■ Records
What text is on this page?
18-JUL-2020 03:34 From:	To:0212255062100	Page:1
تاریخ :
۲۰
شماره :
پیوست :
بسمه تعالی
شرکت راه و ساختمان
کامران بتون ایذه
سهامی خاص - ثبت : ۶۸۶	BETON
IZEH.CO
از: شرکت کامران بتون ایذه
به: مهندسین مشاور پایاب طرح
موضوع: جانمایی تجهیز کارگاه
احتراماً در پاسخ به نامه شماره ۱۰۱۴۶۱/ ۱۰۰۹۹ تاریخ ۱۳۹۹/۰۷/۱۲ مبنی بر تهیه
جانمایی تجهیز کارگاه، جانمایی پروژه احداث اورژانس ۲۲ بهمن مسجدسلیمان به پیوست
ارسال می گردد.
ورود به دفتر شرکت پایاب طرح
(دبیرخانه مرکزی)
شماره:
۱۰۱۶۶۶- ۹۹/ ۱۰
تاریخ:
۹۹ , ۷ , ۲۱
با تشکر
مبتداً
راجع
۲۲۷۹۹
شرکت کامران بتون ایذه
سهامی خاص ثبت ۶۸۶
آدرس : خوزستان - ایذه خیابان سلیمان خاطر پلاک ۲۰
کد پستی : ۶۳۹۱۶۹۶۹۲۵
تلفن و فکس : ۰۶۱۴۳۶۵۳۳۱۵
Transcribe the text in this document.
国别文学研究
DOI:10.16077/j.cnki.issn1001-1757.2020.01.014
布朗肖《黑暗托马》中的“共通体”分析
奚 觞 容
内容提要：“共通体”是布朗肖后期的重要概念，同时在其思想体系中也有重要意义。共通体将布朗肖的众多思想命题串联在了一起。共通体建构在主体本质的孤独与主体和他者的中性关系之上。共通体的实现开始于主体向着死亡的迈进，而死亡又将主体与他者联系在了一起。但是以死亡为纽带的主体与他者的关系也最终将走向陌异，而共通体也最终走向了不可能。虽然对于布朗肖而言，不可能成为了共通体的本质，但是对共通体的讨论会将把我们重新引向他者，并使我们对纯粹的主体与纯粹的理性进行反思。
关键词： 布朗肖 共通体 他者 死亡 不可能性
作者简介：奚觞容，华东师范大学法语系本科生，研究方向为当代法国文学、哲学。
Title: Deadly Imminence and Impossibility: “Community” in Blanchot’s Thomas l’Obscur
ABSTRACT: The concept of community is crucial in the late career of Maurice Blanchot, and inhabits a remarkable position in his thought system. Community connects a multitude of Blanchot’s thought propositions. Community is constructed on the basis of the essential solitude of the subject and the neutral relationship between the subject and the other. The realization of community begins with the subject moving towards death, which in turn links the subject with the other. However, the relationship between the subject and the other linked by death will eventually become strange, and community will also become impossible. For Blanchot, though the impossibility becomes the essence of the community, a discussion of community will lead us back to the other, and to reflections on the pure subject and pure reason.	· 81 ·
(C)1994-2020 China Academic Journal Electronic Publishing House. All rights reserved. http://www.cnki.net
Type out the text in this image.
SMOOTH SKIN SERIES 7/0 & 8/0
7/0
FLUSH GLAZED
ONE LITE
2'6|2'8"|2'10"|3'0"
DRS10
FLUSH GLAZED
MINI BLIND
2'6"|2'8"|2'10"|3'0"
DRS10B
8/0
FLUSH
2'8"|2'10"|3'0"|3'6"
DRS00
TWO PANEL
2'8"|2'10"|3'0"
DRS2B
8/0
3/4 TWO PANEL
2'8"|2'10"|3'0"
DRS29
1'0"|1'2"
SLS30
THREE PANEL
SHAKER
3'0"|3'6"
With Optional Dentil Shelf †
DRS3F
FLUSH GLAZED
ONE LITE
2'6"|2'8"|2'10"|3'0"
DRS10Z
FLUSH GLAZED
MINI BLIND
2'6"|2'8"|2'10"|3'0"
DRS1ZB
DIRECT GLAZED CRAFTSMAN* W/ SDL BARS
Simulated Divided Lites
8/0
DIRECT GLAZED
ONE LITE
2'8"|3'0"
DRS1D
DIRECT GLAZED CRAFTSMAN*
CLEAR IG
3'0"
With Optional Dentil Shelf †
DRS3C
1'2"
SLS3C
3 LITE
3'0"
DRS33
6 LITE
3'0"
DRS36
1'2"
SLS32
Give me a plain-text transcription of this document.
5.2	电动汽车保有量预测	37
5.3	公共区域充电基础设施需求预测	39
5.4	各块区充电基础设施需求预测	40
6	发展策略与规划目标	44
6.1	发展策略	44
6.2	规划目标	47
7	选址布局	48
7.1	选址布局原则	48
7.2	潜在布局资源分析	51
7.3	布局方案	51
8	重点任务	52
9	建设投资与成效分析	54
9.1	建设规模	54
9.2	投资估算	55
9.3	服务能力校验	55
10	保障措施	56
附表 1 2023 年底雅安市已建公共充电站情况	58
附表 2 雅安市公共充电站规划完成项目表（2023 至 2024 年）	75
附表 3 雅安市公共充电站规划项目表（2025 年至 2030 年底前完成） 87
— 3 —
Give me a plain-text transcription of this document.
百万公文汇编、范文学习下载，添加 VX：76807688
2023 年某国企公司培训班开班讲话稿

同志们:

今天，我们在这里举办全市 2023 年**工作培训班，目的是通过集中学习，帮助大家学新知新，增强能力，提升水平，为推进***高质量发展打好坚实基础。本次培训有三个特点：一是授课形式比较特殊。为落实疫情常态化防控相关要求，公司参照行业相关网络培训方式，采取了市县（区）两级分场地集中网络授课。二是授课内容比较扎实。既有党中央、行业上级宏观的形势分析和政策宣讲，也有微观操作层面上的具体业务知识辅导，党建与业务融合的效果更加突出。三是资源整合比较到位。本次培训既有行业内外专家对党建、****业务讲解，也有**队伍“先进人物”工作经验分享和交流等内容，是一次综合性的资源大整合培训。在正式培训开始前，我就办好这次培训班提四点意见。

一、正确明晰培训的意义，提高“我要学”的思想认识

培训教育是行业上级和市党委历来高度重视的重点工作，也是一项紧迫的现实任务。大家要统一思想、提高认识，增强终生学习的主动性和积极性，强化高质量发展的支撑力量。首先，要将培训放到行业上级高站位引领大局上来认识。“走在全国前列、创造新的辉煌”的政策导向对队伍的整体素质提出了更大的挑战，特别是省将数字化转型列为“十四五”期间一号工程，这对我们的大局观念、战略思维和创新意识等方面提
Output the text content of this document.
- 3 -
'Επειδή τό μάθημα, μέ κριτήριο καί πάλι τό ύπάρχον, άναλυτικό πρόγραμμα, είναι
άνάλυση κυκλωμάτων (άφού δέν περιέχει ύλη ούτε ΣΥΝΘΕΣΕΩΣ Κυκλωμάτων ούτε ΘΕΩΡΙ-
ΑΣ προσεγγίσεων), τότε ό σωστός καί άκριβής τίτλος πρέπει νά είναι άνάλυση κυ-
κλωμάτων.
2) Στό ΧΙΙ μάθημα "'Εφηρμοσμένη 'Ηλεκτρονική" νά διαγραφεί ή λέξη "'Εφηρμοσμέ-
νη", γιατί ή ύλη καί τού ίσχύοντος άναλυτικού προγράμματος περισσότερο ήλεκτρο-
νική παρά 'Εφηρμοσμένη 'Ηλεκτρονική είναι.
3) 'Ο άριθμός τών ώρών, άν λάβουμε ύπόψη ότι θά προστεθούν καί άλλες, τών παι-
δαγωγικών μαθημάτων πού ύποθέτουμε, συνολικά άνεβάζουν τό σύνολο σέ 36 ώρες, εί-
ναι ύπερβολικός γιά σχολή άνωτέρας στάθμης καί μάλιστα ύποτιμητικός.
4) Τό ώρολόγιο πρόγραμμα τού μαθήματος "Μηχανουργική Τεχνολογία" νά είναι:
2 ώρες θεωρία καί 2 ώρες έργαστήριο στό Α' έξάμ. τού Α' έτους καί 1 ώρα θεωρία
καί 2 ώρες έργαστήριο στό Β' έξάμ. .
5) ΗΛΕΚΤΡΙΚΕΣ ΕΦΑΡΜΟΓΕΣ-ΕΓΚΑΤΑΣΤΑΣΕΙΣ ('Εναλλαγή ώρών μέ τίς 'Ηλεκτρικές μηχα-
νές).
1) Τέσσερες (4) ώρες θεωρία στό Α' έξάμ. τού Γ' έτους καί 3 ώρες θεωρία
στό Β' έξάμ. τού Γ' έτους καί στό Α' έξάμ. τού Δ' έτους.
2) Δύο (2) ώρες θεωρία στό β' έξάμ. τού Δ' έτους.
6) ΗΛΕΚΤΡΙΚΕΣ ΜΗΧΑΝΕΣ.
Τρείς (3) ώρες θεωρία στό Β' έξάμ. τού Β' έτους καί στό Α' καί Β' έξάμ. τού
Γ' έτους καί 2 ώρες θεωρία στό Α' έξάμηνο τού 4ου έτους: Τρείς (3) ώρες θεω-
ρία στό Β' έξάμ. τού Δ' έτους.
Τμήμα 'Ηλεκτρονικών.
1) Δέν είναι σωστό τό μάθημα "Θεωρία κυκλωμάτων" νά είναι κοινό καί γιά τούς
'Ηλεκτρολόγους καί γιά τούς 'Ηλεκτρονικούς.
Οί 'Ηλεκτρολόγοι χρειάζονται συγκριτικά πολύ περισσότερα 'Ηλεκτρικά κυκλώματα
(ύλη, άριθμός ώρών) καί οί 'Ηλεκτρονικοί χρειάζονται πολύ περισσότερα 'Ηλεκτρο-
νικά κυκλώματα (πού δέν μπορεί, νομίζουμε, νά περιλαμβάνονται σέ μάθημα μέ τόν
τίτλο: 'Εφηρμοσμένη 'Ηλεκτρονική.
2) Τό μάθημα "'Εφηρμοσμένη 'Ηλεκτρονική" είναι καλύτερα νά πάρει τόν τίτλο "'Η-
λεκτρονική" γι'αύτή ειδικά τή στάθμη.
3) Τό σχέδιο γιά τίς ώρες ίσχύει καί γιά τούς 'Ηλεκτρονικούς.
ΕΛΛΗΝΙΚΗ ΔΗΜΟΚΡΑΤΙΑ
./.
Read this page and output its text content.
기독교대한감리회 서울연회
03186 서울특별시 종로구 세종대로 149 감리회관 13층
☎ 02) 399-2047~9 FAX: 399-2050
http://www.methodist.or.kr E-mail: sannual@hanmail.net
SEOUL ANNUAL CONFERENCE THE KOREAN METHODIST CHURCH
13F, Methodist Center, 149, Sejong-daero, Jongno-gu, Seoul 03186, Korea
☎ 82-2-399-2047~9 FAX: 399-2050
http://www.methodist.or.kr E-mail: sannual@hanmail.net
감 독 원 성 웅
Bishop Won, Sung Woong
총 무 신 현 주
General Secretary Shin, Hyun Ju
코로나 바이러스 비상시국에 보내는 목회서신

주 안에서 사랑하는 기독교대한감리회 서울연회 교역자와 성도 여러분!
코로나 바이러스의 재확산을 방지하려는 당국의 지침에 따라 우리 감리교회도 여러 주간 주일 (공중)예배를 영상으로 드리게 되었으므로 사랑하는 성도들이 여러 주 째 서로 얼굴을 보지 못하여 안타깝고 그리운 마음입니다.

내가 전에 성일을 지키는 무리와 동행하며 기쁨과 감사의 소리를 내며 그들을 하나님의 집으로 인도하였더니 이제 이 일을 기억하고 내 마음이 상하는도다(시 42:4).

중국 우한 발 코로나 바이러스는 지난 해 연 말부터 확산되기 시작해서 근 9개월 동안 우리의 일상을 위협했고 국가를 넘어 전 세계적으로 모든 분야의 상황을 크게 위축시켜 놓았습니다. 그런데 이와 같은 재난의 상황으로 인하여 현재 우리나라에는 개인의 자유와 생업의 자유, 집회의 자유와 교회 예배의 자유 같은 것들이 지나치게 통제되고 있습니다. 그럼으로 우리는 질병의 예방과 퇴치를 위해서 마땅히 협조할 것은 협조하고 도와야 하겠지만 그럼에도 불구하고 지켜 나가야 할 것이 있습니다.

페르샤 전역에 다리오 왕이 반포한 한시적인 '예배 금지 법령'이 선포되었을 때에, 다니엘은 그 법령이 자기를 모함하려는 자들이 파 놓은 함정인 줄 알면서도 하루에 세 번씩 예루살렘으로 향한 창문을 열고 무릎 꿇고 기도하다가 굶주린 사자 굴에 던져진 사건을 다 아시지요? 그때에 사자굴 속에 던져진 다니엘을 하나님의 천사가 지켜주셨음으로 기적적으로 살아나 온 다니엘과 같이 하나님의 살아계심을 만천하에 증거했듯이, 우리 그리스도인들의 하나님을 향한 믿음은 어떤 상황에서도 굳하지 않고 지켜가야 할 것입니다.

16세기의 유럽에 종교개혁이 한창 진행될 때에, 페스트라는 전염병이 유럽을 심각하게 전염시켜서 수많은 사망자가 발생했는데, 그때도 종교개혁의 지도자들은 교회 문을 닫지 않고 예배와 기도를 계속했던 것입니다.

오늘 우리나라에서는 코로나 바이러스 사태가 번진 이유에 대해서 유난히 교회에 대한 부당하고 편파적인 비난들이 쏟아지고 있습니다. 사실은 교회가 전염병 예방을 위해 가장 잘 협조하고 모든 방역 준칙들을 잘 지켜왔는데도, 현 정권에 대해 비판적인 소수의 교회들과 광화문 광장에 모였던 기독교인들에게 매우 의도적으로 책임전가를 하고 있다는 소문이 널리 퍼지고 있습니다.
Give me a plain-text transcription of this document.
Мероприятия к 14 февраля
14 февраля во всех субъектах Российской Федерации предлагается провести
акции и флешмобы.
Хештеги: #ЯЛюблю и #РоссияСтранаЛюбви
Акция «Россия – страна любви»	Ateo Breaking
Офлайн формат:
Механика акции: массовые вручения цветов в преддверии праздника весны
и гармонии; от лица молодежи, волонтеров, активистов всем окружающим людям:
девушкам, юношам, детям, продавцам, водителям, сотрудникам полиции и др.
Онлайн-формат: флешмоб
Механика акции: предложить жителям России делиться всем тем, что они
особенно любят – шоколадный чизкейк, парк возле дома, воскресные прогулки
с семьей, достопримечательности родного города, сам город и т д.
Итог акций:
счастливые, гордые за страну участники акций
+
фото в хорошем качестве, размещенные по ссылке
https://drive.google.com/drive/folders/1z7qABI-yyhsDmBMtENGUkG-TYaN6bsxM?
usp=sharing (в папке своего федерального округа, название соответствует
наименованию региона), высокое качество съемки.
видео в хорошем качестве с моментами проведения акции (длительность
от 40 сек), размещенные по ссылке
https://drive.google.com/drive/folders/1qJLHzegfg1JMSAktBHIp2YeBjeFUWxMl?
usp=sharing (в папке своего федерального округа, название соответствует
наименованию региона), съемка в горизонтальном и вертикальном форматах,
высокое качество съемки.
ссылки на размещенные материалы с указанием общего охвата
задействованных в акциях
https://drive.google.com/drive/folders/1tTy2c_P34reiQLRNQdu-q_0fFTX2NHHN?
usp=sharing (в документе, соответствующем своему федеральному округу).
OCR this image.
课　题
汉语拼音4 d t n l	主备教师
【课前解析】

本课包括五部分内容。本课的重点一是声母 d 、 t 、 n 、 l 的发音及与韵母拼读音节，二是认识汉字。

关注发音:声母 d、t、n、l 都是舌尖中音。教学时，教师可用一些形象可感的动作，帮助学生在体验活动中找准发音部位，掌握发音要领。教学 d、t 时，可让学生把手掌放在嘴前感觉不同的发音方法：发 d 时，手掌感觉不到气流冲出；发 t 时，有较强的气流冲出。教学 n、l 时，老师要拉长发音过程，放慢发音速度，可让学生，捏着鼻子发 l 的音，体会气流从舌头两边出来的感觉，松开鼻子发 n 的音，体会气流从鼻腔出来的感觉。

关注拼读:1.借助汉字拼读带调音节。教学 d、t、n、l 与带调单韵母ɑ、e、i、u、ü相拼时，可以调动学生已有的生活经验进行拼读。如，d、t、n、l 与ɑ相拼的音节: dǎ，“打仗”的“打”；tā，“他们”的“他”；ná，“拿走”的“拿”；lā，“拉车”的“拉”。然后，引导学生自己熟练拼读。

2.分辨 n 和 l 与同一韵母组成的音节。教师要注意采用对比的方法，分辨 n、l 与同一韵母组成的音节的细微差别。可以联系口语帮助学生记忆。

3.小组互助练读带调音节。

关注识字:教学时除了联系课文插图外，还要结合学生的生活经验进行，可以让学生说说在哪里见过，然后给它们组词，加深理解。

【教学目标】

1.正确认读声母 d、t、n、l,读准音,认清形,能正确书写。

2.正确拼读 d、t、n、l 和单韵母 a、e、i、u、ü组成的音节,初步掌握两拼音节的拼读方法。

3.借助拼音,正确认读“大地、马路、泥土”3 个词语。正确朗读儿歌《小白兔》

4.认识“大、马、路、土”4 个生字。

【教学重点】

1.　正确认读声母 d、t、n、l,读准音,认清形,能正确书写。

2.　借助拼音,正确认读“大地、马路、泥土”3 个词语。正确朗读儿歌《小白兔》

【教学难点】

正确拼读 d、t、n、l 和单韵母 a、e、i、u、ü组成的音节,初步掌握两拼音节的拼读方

■ Task to complete
From the entries above, copy every line containing the word "ссылке".

■ Written answer
фото в хорошем качестве, размещенные по ссылке
от 40 сек), размещенные по ссылке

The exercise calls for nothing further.